» **Requirements**
Below are records to transcribe exactly, without their pictures.

— Start of Dataset entries —

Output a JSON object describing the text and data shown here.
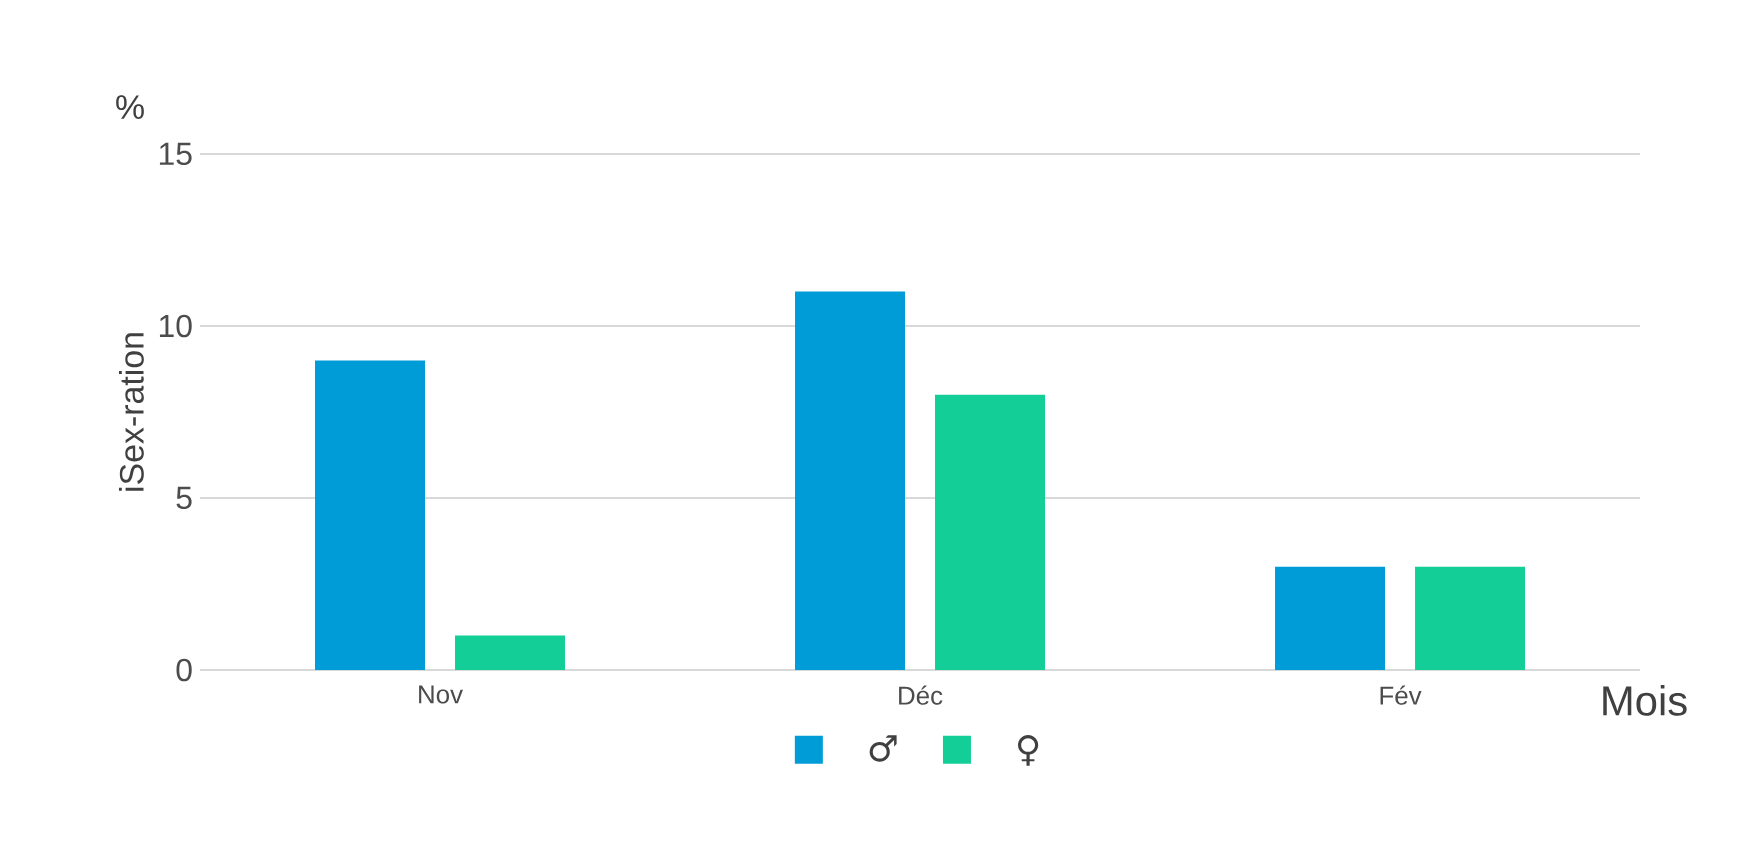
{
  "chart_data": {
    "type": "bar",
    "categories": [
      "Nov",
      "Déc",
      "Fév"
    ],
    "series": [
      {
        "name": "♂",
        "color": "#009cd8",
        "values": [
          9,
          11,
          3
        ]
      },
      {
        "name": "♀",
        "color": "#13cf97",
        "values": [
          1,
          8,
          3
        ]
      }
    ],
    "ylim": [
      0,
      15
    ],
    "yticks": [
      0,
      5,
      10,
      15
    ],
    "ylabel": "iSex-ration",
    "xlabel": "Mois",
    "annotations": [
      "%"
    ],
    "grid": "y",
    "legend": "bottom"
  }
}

— End of Dataset entries —

» **Correct answer**
Output a JSON object describing the text and data shown here.
{
  "chart_data": {
    "type": "bar",
    "categories": [
      "Nov",
      "Déc",
      "Fév"
    ],
    "series": [
      {
        "name": "♂",
        "color": "#009cd8",
        "values": [
          9,
          11,
          3
        ]
      },
      {
        "name": "♀",
        "color": "#13cf97",
        "values": [
          1,
          8,
          3
        ]
      }
    ],
    "ylim": [
      0,
      15
    ],
    "yticks": [
      0,
      5,
      10,
      15
    ],
    "ylabel": "iSex-ration",
    "xlabel": "Mois",
    "annotations": [
      "%"
    ],
    "grid": "y",
    "legend": "bottom"
  }
}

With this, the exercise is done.